§ Exercise: Reproduce the lines of the data listing from its start through the line that contains "snowflake-branch xyxy=(144,540,145,547)", character for character, with both ends included.

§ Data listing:
__________

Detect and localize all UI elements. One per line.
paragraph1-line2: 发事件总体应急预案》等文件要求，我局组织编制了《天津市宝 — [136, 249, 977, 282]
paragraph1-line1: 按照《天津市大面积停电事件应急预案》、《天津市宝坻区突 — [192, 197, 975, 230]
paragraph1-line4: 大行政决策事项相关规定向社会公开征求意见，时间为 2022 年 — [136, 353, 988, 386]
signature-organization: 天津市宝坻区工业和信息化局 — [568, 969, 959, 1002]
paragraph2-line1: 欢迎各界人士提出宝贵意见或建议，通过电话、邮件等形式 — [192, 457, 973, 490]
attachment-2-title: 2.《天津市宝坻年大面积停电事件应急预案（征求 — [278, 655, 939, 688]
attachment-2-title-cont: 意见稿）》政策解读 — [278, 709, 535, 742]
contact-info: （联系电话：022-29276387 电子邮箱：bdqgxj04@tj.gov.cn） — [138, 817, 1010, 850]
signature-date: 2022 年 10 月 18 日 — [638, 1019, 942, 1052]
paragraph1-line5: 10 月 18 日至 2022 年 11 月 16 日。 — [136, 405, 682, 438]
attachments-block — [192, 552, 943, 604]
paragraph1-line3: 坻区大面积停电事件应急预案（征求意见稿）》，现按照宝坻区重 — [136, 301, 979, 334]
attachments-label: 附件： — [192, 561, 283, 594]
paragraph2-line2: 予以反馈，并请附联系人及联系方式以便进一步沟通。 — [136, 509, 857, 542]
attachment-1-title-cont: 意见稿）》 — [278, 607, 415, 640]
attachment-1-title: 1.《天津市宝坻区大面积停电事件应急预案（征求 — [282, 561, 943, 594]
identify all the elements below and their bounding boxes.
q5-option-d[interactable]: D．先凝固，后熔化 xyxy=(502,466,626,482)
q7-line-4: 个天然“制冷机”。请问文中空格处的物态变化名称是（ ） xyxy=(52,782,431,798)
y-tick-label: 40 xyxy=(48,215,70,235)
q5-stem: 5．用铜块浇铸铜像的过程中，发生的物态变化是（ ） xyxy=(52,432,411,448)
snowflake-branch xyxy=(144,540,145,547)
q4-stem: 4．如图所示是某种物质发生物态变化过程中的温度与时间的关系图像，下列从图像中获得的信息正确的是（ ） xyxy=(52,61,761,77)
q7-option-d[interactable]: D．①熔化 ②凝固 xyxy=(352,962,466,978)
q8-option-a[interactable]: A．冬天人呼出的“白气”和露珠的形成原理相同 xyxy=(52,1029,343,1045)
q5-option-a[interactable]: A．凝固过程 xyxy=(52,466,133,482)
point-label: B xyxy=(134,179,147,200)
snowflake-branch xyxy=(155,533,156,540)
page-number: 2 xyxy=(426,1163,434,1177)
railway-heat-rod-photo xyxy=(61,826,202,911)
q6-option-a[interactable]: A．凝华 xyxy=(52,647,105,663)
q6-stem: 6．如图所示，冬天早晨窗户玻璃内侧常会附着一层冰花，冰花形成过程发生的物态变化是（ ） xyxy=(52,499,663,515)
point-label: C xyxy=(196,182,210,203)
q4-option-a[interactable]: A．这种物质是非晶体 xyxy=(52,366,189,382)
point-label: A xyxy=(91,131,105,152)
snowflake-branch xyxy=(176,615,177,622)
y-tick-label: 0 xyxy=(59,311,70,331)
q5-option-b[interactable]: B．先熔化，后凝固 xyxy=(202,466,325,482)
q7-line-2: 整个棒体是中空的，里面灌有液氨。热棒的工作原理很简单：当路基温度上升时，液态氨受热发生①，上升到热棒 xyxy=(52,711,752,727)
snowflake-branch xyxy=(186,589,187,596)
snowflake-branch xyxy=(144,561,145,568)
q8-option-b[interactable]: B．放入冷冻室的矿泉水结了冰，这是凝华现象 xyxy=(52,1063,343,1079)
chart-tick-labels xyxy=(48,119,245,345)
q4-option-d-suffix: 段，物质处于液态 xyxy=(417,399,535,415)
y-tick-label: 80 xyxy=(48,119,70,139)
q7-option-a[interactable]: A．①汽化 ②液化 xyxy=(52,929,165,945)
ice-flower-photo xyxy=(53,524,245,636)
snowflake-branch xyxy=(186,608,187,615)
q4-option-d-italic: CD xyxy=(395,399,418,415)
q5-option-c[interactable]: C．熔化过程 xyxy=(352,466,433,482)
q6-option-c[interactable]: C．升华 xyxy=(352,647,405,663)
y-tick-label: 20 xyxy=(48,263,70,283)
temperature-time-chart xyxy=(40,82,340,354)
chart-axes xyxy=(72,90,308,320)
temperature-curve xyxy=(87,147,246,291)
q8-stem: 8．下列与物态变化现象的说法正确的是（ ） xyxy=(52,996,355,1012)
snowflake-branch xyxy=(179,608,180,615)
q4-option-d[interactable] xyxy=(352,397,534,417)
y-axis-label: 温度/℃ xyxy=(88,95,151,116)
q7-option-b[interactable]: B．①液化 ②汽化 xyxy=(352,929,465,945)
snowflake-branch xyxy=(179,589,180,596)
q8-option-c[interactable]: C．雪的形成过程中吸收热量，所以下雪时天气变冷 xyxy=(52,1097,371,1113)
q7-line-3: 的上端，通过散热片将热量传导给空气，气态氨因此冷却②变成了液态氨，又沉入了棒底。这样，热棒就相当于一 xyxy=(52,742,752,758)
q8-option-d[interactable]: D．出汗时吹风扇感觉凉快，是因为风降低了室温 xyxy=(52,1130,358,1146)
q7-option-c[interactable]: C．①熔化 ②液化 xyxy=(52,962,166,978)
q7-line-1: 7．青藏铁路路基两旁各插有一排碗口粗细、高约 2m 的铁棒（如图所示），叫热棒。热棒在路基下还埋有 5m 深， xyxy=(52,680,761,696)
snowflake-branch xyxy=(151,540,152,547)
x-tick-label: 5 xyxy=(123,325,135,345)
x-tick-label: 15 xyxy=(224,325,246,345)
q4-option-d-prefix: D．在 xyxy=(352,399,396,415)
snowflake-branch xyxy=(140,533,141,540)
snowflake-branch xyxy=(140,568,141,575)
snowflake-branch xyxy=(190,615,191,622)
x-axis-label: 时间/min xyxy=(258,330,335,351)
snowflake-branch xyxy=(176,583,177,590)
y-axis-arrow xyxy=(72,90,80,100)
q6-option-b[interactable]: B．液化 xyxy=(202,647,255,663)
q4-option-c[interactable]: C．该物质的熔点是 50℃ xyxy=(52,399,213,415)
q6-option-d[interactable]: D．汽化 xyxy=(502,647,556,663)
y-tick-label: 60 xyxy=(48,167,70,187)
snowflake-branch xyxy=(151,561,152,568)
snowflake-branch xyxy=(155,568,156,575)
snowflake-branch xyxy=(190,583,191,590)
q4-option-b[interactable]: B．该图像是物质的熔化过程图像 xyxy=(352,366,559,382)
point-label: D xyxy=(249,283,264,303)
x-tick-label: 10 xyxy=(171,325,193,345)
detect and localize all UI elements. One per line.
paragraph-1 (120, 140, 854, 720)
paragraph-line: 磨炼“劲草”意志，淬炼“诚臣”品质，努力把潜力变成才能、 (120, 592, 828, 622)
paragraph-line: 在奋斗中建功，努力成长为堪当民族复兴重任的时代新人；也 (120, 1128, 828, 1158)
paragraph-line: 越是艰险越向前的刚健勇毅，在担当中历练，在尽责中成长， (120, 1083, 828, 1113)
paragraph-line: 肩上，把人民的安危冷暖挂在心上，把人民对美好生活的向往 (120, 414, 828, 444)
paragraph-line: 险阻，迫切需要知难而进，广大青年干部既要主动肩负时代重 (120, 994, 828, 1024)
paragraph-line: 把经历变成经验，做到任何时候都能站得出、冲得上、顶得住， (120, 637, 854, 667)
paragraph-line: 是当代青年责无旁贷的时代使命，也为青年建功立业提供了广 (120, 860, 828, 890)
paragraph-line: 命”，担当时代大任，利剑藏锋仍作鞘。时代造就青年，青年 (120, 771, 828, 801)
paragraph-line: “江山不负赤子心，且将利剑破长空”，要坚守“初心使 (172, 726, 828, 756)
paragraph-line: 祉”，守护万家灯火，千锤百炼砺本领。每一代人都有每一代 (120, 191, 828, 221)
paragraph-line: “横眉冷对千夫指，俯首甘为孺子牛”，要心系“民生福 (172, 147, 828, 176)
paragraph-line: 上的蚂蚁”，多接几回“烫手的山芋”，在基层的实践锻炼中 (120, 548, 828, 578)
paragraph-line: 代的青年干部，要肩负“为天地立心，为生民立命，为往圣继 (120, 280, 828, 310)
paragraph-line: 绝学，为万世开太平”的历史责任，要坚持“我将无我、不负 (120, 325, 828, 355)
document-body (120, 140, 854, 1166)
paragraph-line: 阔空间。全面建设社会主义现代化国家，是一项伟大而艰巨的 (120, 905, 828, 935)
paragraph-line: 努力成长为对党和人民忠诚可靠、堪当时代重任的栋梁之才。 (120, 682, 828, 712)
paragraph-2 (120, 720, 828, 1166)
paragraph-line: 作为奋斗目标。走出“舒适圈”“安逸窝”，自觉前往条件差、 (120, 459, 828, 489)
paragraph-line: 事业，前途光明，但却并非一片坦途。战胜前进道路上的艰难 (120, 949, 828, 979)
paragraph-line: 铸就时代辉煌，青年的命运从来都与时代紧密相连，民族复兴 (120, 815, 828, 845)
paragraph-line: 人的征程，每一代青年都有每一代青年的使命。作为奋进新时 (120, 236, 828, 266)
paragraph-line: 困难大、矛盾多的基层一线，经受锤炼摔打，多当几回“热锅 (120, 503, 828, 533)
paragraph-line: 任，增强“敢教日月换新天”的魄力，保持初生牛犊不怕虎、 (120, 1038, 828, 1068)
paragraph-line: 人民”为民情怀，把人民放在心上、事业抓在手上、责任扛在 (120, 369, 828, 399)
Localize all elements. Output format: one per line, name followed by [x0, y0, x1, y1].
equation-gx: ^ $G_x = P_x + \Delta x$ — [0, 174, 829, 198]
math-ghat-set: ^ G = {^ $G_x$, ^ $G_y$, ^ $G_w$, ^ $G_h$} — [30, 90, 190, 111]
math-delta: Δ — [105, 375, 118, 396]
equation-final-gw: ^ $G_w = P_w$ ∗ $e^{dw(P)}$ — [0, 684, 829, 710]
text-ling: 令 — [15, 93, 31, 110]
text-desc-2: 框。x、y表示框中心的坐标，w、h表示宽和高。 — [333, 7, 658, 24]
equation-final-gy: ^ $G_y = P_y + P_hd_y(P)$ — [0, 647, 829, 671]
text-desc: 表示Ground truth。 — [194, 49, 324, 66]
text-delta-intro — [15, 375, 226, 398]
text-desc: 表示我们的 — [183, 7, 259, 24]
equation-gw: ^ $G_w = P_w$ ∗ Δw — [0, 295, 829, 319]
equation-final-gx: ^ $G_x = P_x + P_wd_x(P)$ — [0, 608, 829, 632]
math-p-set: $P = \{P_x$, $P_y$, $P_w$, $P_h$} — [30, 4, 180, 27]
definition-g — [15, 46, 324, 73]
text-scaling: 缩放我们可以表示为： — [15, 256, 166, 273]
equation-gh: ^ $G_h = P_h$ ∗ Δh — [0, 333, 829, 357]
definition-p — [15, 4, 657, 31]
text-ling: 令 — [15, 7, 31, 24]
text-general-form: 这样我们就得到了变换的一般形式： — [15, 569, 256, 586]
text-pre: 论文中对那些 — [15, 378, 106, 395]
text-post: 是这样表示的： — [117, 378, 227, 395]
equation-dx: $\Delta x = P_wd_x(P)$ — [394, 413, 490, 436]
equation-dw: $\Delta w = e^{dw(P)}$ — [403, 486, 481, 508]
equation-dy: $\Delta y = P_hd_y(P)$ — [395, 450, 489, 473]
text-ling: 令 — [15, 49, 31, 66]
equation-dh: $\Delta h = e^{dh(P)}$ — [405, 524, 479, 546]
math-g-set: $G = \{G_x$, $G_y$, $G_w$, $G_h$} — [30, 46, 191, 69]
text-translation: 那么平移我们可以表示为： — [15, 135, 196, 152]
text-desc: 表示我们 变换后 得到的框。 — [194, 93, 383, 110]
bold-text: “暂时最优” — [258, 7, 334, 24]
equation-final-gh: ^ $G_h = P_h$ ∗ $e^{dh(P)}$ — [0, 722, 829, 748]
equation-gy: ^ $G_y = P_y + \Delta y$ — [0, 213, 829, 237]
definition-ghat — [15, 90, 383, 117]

__________

§ Problem solution:
Detect and localize all UI elements. One per line.
paragraph1-line2: 发事件总体应急预案》等文件要求，我局组织编制了《天津市宝 — [136, 249, 977, 282]
paragraph1-line1: 按照《天津市大面积停电事件应急预案》、《天津市宝坻区突 — [192, 197, 975, 230]
paragraph1-line4: 大行政决策事项相关规定向社会公开征求意见，时间为 2022 年 — [136, 353, 988, 386]
signature-organization: 天津市宝坻区工业和信息化局 — [568, 969, 959, 1002]
paragraph2-line1: 欢迎各界人士提出宝贵意见或建议，通过电话、邮件等形式 — [192, 457, 973, 490]
attachment-2-title: 2.《天津市宝坻年大面积停电事件应急预案（征求 — [278, 655, 939, 688]
attachment-2-title-cont: 意见稿）》政策解读 — [278, 709, 535, 742]
contact-info: （联系电话：022-29276387 电子邮箱：bdqgxj04@tj.gov.cn） — [138, 817, 1010, 850]
signature-date: 2022 年 10 月 18 日 — [638, 1019, 942, 1052]
paragraph1-line5: 10 月 18 日至 2022 年 11 月 16 日。 — [136, 405, 682, 438]
attachments-block — [192, 552, 943, 604]
paragraph1-line3: 坻区大面积停电事件应急预案（征求意见稿）》，现按照宝坻区重 — [136, 301, 979, 334]
attachments-label: 附件： — [192, 561, 283, 594]
paragraph2-line2: 予以反馈，并请附联系人及联系方式以便进一步沟通。 — [136, 509, 857, 542]
attachment-1-title-cont: 意见稿）》 — [278, 607, 415, 640]
attachment-1-title: 1.《天津市宝坻区大面积停电事件应急预案（征求 — [282, 561, 943, 594]
identify all the elements below and their bounding boxes.
q5-option-d[interactable]: D．先凝固，后熔化 xyxy=(502,466,626,482)
q7-line-4: 个天然“制冷机”。请问文中空格处的物态变化名称是（ ） xyxy=(52,782,431,798)
y-tick-label: 40 xyxy=(48,215,70,235)
q5-stem: 5．用铜块浇铸铜像的过程中，发生的物态变化是（ ） xyxy=(52,432,411,448)
snowflake-branch xyxy=(144,540,145,547)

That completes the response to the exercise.